Skip the pictures. Quote every line below, exactly, from the one with "Read all visible content and emit it as JSON." through the final line.
= = = =
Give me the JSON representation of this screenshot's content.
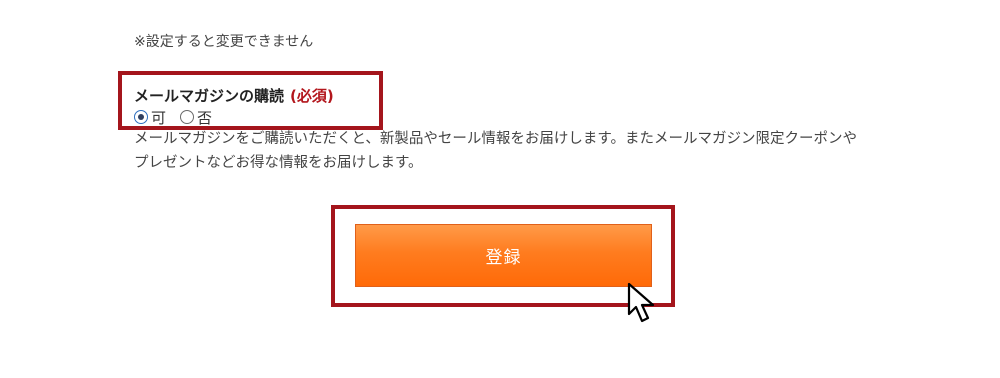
{
  "note": "※設定すると変更できません",
  "newsletter": {
    "label": "メールマガジンの購読",
    "required": "(必須)",
    "options": [
      {
        "label": "可",
        "checked": true
      },
      {
        "label": "否",
        "checked": false
      }
    ],
    "description": "メールマガジンをご購読いただくと、新製品やセール情報をお届けします。またメールマガジン限定クーポンやプレゼントなどお得な情報をお届けします。"
  },
  "submit": {
    "label": "登録"
  },
  "colors": {
    "highlight": "#a4151c",
    "required": "#b3161c",
    "button": "#ff7c1f"
  },
  "icons": {
    "pointer": "arrow-cursor-icon"
  }
}
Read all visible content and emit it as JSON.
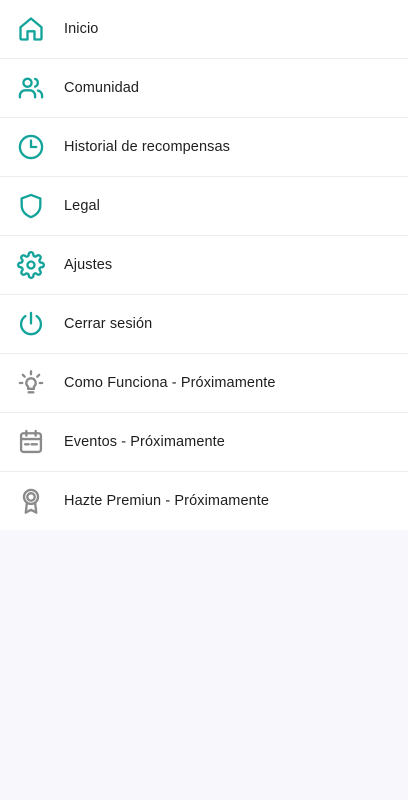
{
  "colors": {
    "accent": "#12a39a",
    "disabled_icon": "#8a8a8a",
    "text": "#1e1e1e",
    "background": "#f8f8fc",
    "panel": "#ffffff"
  },
  "menu": {
    "items": [
      {
        "label": "Inicio",
        "icon": "home-icon"
      },
      {
        "label": "Comunidad",
        "icon": "users-icon"
      },
      {
        "label": "Historial de recompensas",
        "icon": "clock-icon"
      },
      {
        "label": "Legal",
        "icon": "shield-icon"
      },
      {
        "label": "Ajustes",
        "icon": "gear-icon"
      },
      {
        "label": "Cerrar sesión",
        "icon": "power-icon"
      },
      {
        "label": "Como Funciona - Próximamente",
        "icon": "lightbulb-icon"
      },
      {
        "label": "Eventos - Próximamente",
        "icon": "calendar-icon"
      },
      {
        "label": "Hazte Premiun - Próximamente",
        "icon": "award-icon"
      }
    ]
  }
}
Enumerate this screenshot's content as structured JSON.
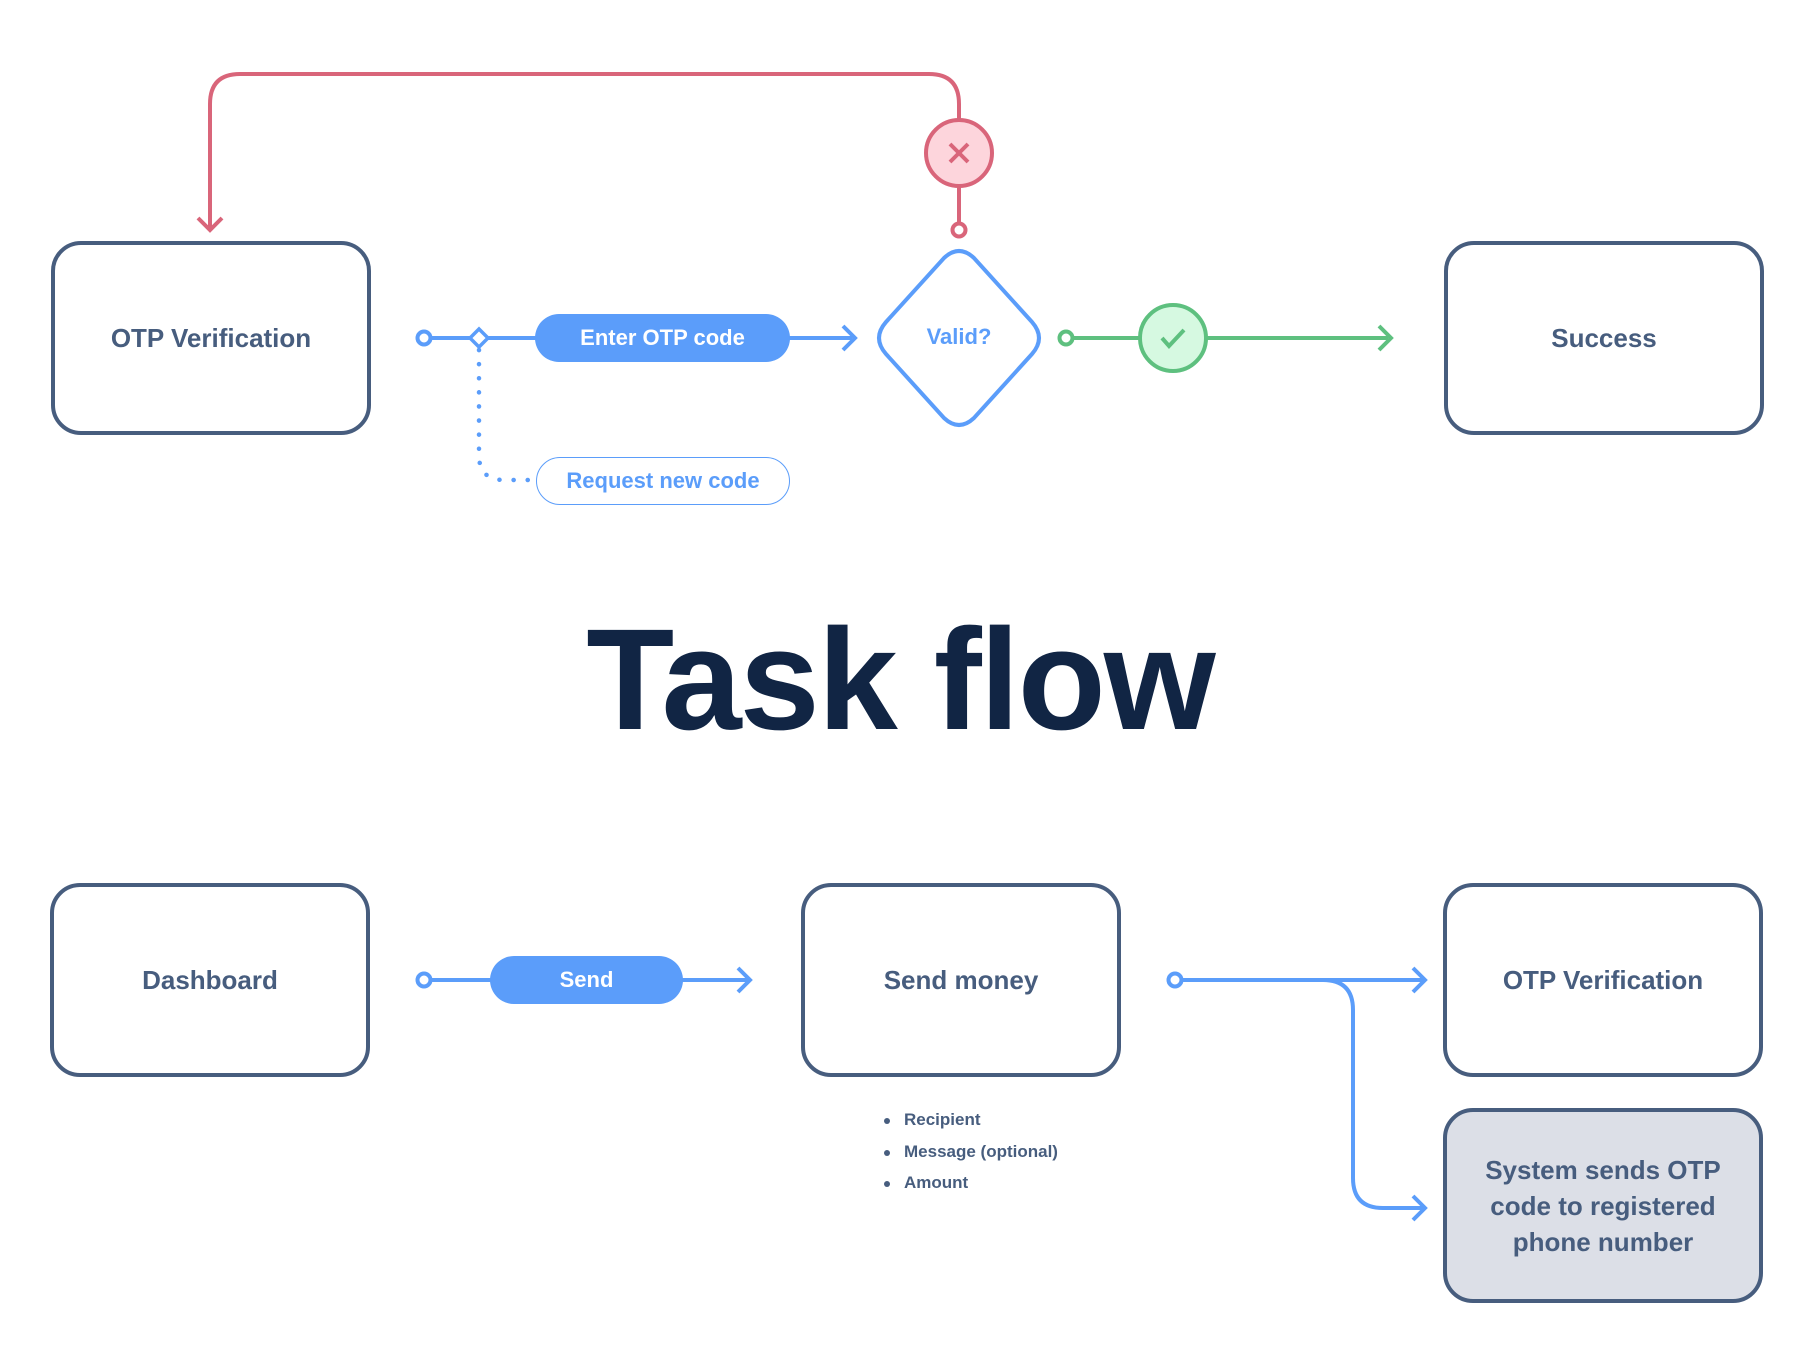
{
  "title": "Task flow",
  "colors": {
    "box_border": "#475d7e",
    "box_text": "#475d7e",
    "primary_blue": "#5b9dfa",
    "error_red": "#d9657a",
    "error_fill": "#fdd5dc",
    "success_green": "#5ec07f",
    "success_fill": "#d6f9e1",
    "grey_box_fill": "#dcdfe7",
    "title_color": "#112544"
  },
  "top_flow": {
    "start_screen": "OTP Verification",
    "action_primary": "Enter OTP code",
    "action_secondary": "Request new code",
    "decision": "Valid?",
    "invalid_icon": "close-icon",
    "valid_icon": "check-icon",
    "end_screen": "Success"
  },
  "bottom_flow": {
    "start_screen": "Dashboard",
    "action": "Send",
    "middle_screen": "Send money",
    "middle_fields": [
      "Recipient",
      "Message (optional)",
      "Amount"
    ],
    "end_screen": "OTP Verification",
    "system_step": "System sends OTP code to registered phone number"
  }
}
= = = =
▶ **Finished task**
Read all visible content and emit it as JSON.
{
  "colors": {
    "accent": "#12a39a",
    "disabled_icon": "#8a8a8a",
    "text": "#1e1e1e",
    "background": "#f8f8fc",
    "panel": "#ffffff"
  },
  "menu": {
    "items": [
      {
        "label": "Inicio",
        "icon": "home-icon"
      },
      {
        "label": "Comunidad",
        "icon": "users-icon"
      },
      {
        "label": "Historial de recompensas",
        "icon": "clock-icon"
      },
      {
        "label": "Legal",
        "icon": "shield-icon"
      },
      {
        "label": "Ajustes",
        "icon": "gear-icon"
      },
      {
        "label": "Cerrar sesión",
        "icon": "power-icon"
      },
      {
        "label": "Como Funciona - Próximamente",
        "icon": "lightbulb-icon"
      },
      {
        "label": "Eventos - Próximamente",
        "icon": "calendar-icon"
      },
      {
        "label": "Hazte Premiun - Próximamente",
        "icon": "award-icon"
      }
    ]
  }
}
Enumerate this screenshot's content as structured JSON.
{
  "title": "Task flow",
  "colors": {
    "box_border": "#475d7e",
    "box_text": "#475d7e",
    "primary_blue": "#5b9dfa",
    "error_red": "#d9657a",
    "error_fill": "#fdd5dc",
    "success_green": "#5ec07f",
    "success_fill": "#d6f9e1",
    "grey_box_fill": "#dcdfe7",
    "title_color": "#112544"
  },
  "top_flow": {
    "start_screen": "OTP Verification",
    "action_primary": "Enter OTP code",
    "action_secondary": "Request new code",
    "decision": "Valid?",
    "invalid_icon": "close-icon",
    "valid_icon": "check-icon",
    "end_screen": "Success"
  },
  "bottom_flow": {
    "start_screen": "Dashboard",
    "action": "Send",
    "middle_screen": "Send money",
    "middle_fields": [
      "Recipient",
      "Message (optional)",
      "Amount"
    ],
    "end_screen": "OTP Verification",
    "system_step": "System sends OTP code to registered phone number"
  }
}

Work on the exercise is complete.